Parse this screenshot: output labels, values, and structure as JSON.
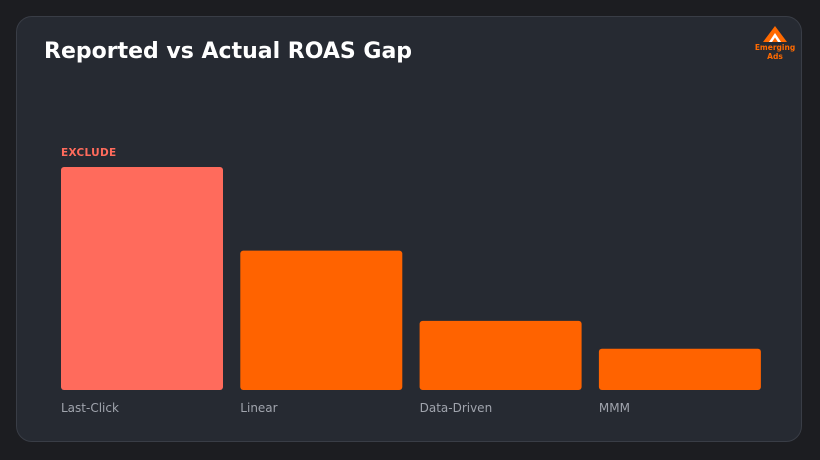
{
  "title": "Reported vs Actual ROAS Gap",
  "logo": {
    "line1": "Emerging",
    "line2": "Ads"
  },
  "colors": {
    "background": "#1c1d21",
    "card": "#262a32",
    "bar_default": "#ff6300",
    "bar_highlight": "#ff6b5c",
    "tick_label": "#a0a4ad",
    "logo": "#ff6a00"
  },
  "chart_data": {
    "type": "bar",
    "title": "Reported vs Actual ROAS Gap",
    "xlabel": "",
    "ylabel": "",
    "categories": [
      "Last-Click",
      "Linear",
      "Data-Driven",
      "MMM"
    ],
    "values": [
      100,
      62.5,
      31,
      18.5
    ],
    "ylim": [
      0,
      100
    ],
    "grid": false,
    "legend": "none",
    "highlight_index": 0,
    "annotations": [
      {
        "category": "Last-Click",
        "text": "EXCLUDE"
      }
    ]
  }
}
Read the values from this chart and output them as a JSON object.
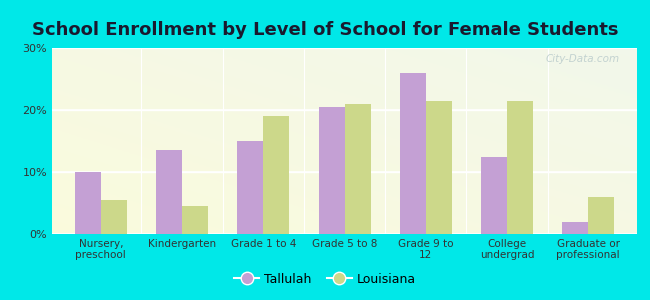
{
  "title": "School Enrollment by Level of School for Female Students",
  "categories": [
    "Nursery,\npreschool",
    "Kindergarten",
    "Grade 1 to 4",
    "Grade 5 to 8",
    "Grade 9 to\n12",
    "College\nundergrad",
    "Graduate or\nprofessional"
  ],
  "tallulah": [
    10,
    13.5,
    15,
    20.5,
    26,
    12.5,
    2
  ],
  "louisiana": [
    5.5,
    4.5,
    19,
    21,
    21.5,
    21.5,
    6
  ],
  "tallulah_color": "#c4a0d4",
  "louisiana_color": "#ccd88a",
  "background_color": "#00e8e8",
  "plot_bg_color": "#f2f8ec",
  "grid_color": "#e0e8d0",
  "ylabel_ticks": [
    "0%",
    "10%",
    "20%",
    "30%"
  ],
  "ytick_vals": [
    0,
    10,
    20,
    30
  ],
  "ylim": [
    0,
    30
  ],
  "title_fontsize": 13,
  "tick_fontsize": 8,
  "legend_labels": [
    "Tallulah",
    "Louisiana"
  ],
  "watermark": "City-Data.com",
  "bar_width": 0.32
}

____

## WHAT YOU NEED TO DO
Write out every entry again word for word, without any of the pictures.

## TASK SOLUTION
Parse this screenshot: output labels, values, and structure as JSON.
{
  "title": "Reported vs Actual ROAS Gap",
  "logo": {
    "line1": "Emerging",
    "line2": "Ads"
  },
  "colors": {
    "background": "#1c1d21",
    "card": "#262a32",
    "bar_default": "#ff6300",
    "bar_highlight": "#ff6b5c",
    "tick_label": "#a0a4ad",
    "logo": "#ff6a00"
  },
  "chart_data": {
    "type": "bar",
    "title": "Reported vs Actual ROAS Gap",
    "xlabel": "",
    "ylabel": "",
    "categories": [
      "Last-Click",
      "Linear",
      "Data-Driven",
      "MMM"
    ],
    "values": [
      100,
      62.5,
      31,
      18.5
    ],
    "ylim": [
      0,
      100
    ],
    "grid": false,
    "legend": "none",
    "highlight_index": 0,
    "annotations": [
      {
        "category": "Last-Click",
        "text": "EXCLUDE"
      }
    ]
  }
}
Read the values from this chart and output them as a JSON object.
{
  "title": "School Enrollment by Level of School for Female Students",
  "categories": [
    "Nursery,\npreschool",
    "Kindergarten",
    "Grade 1 to 4",
    "Grade 5 to 8",
    "Grade 9 to\n12",
    "College\nundergrad",
    "Graduate or\nprofessional"
  ],
  "tallulah": [
    10,
    13.5,
    15,
    20.5,
    26,
    12.5,
    2
  ],
  "louisiana": [
    5.5,
    4.5,
    19,
    21,
    21.5,
    21.5,
    6
  ],
  "tallulah_color": "#c4a0d4",
  "louisiana_color": "#ccd88a",
  "background_color": "#00e8e8",
  "plot_bg_color": "#f2f8ec",
  "grid_color": "#e0e8d0",
  "ylabel_ticks": [
    "0%",
    "10%",
    "20%",
    "30%"
  ],
  "ytick_vals": [
    0,
    10,
    20,
    30
  ],
  "ylim": [
    0,
    30
  ],
  "title_fontsize": 13,
  "tick_fontsize": 8,
  "legend_labels": [
    "Tallulah",
    "Louisiana"
  ],
  "watermark": "City-Data.com",
  "bar_width": 0.32
}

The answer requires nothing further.